◆ **EXERCISE**: Copy the section of the text on California insurance bad faith starting at "- The primary" and ending at "causes of action.", substituting "implied duty of good faith and fair dealing" for "implied covenant of good faith and fair dealing".

◆ **SUPPLIED PASSAGE**:
◇ ◇ ◇
CDI Complaints Are Not a Substitute for Legal Action
A CDI complaint is an administrative remedy. The CDI cannot award damages to the policyholder, cannot order the insurer to pay the claim, and does not adjudicate individual disputes. For monetary recovery, the policyholder must pursue a legal claim — breach of contract and/or bad faith — through the courts or through the assistance of an attorney.
4. Brandt Fees
As noted above, Brandt fees allow a policyholder who establishes bad faith to recover the attorney fees incurred to obtain the policy benefits that were wrongfully withheld. This is not a separate cause of action but rather an element of damages within the bad faith claim. It is listed here because it addresses one of the concerns that originally motivated the Royal Globedecision — the cost to policyholders of enforcing their rights against recalcitrant insurers.
The Role of 790.03 in Bad Faith Litigation
Although Section 790.03 does not provide a private right of action, it is far from irrelevant in litigation. Courts regularly look to the standards set out in 790.03 and the Fair Claims Settlement Practices Regulations (10 CCR 2695) as evidence of the standard of care that insurers must meet. In a common law bad faith case, an insurer’s violation of 790.03 provisions can be powerful evidence that the insurer’s conduct was unreasonable.
This is the practical pathway: 790.03 defines what constitutes unfair claims settlement practices. Common law bad faith provides the cause of action and the damages. The two work together — the statute provides the standard, and the common law provides the remedy.
For a detailed explanation of how 790.03 and the 790 letter function as tools in the claims process, see the full article on Insurance Code 790.03 and the 790 letter.
The Practical Pathway for Policyholders
For a policyholder dealing with an insurer that is acting unfairly, the practical pathway in California involves multiple tracks working simultaneously:
- Document everything. Keep written records of every communication, every delay, every lowball offer, and every misrepresentation. This documentation forms the foundation of both a CDI complaint and a potential bad faith lawsuit.
- Send a 790 letter. Even though the statute does not provide a private cause of action, a formal letter citing the specific provisions of 790.03 that the insurer is violating puts the insurer on notice, creates a paper trail, and can change the dynamics of the claim.
- File a CDI complaint. The administrative remedy creates an official record and may prompt the insurer to reconsider its position.
- Consult an attorney.If the insurer’s conduct is egregious enough to constitute bad faith, the full range of common law remedies — including compensatory damages, emotional distress, punitive damages, and Brandt fees — may be available. An experienced insurance bad faith attorney can evaluate the claim and advise on whether litigation is warranted.
Key Takeaways
- Royal Globe Ins. Co. v. Superior Court (1979) briefly allowed private lawsuits under Insurance Code 790.03. Moradi-Shalal v. Fireman’s Fund (1988) reversed that holding and eliminated the private right of action. This has been settled law for over 35 years.
- Policyholders cannot sue their insurer directly under Section 790.03. Any complaint alleging a standalone 790.03 cause of action will be dismissed.
- The primary remedy for insurer misconduct is a common law bad faith claim — breach of the implied covenant of good faith and fair dealing — which provides compensatory damages, emotional distress, punitive damages, and Brandt fees.
- Breach of contract claims are available when the insurer fails to pay benefits owed, regardless of whether bad faith is established.
- A CDI complaint is the administrative remedy for 790.03 violations. It creates an official record but does not award damages to the policyholder.
- Although 790.03 does not provide a private right of action, its standards are highly relevant in bad faith litigation as evidence of the insurer’s standard of care.
- The practical pathway combines documentation, 790 letters, CDI complaints, and — when warranted — litigation through common law bad faith and breach of contract causes of action.
◇ ◇ ◇
◆ **DATA SECTION**:
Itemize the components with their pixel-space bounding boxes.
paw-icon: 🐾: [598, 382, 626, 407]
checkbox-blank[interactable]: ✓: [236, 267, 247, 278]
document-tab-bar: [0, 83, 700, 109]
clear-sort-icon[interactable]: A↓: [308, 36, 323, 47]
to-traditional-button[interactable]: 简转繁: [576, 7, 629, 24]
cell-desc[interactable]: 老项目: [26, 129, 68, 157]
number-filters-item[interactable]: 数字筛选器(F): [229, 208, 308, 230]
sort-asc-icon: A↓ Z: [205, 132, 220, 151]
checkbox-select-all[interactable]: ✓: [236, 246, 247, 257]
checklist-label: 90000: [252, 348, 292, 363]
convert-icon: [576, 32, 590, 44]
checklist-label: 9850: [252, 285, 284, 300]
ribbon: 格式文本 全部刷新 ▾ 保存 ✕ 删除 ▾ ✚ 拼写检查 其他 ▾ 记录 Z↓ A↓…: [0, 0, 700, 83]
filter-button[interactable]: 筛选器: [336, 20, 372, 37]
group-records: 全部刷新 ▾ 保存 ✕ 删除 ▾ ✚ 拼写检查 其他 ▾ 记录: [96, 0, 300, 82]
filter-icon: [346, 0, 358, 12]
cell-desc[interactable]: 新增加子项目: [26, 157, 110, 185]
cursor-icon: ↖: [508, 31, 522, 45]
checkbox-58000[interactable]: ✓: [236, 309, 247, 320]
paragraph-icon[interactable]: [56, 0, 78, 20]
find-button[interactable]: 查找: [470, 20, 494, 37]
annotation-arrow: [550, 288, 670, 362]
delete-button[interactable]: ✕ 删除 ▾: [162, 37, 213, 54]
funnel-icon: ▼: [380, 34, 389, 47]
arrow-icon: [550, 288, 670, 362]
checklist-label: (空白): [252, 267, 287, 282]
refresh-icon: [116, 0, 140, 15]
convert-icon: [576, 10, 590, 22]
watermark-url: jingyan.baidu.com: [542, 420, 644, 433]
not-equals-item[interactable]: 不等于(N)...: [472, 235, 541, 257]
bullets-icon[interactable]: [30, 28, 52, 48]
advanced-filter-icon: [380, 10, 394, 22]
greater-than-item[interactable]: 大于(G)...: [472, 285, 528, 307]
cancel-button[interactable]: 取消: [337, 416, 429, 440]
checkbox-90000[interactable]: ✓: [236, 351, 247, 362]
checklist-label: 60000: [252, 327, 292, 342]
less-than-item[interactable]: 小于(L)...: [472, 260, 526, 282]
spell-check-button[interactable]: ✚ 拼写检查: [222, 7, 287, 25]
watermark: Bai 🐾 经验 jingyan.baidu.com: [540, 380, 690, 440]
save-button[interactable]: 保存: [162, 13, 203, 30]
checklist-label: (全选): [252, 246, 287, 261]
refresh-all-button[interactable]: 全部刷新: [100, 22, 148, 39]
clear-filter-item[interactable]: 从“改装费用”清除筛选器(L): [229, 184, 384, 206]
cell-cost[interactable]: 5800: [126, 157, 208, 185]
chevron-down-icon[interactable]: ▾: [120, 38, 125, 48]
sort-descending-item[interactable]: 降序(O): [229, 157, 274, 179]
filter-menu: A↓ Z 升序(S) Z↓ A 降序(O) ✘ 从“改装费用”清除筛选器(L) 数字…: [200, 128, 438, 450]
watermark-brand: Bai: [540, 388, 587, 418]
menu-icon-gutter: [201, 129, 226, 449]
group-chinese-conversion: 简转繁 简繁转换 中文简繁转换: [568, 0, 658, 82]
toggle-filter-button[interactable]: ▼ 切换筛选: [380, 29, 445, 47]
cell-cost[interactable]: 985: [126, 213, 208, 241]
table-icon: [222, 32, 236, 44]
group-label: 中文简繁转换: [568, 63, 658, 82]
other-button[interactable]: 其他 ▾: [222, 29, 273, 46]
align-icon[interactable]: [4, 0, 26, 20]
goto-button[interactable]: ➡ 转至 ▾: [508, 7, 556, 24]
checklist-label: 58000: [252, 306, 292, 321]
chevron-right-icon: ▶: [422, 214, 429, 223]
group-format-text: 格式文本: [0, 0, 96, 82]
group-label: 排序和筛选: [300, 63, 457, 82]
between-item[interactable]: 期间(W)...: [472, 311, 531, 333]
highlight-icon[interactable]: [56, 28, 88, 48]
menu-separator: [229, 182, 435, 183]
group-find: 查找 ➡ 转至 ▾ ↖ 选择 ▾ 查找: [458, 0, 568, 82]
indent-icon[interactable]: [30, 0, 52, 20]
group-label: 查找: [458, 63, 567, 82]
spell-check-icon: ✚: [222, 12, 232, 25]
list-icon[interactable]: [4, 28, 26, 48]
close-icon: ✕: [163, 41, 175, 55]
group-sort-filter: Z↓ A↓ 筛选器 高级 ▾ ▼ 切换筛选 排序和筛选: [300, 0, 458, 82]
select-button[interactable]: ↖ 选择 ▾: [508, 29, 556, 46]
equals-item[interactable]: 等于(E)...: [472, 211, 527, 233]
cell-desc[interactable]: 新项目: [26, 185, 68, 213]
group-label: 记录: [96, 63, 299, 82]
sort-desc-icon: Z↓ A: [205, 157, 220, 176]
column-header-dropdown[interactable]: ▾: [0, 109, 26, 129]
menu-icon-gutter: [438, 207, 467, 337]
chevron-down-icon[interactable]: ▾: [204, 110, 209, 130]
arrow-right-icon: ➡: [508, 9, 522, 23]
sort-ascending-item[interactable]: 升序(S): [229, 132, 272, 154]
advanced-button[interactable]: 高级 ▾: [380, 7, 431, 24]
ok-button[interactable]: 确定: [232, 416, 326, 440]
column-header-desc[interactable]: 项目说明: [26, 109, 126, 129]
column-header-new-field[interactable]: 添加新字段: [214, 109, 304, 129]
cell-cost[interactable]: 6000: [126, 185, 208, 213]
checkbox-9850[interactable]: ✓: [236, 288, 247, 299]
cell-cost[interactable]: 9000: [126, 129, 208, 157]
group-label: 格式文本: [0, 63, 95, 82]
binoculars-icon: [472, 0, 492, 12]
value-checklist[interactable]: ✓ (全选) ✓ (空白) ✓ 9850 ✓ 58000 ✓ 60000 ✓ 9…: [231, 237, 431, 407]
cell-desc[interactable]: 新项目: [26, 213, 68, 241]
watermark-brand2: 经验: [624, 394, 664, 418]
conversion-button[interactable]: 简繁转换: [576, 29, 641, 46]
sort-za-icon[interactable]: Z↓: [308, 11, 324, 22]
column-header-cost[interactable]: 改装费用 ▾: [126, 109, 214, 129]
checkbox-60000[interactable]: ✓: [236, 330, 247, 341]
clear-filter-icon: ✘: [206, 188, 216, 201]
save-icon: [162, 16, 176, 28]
◇ ◇ ◇
◆ **RESULT FOR THIS EXERCISE**:
- The primary remedy for insurer misconduct is a common law bad faith claim — breach of the implied duty of good faith and fair dealing — which provides compensatory damages, emotional distress, punitive damages, and Brandt fees.
- Breach of contract claims are available when the insurer fails to pay benefits owed, regardless of whether bad faith is established.
- A CDI complaint is the administrative remedy for 790.03 violations. It creates an official record but does not award damages to the policyholder.
- Although 790.03 does not provide a private right of action, its standards are highly relevant in bad faith litigation as evidence of the insurer’s standard of care.
- The practical pathway combines documentation, 790 letters, CDI complaints, and — when warranted — litigation through common law bad faith and breach of contract causes of action.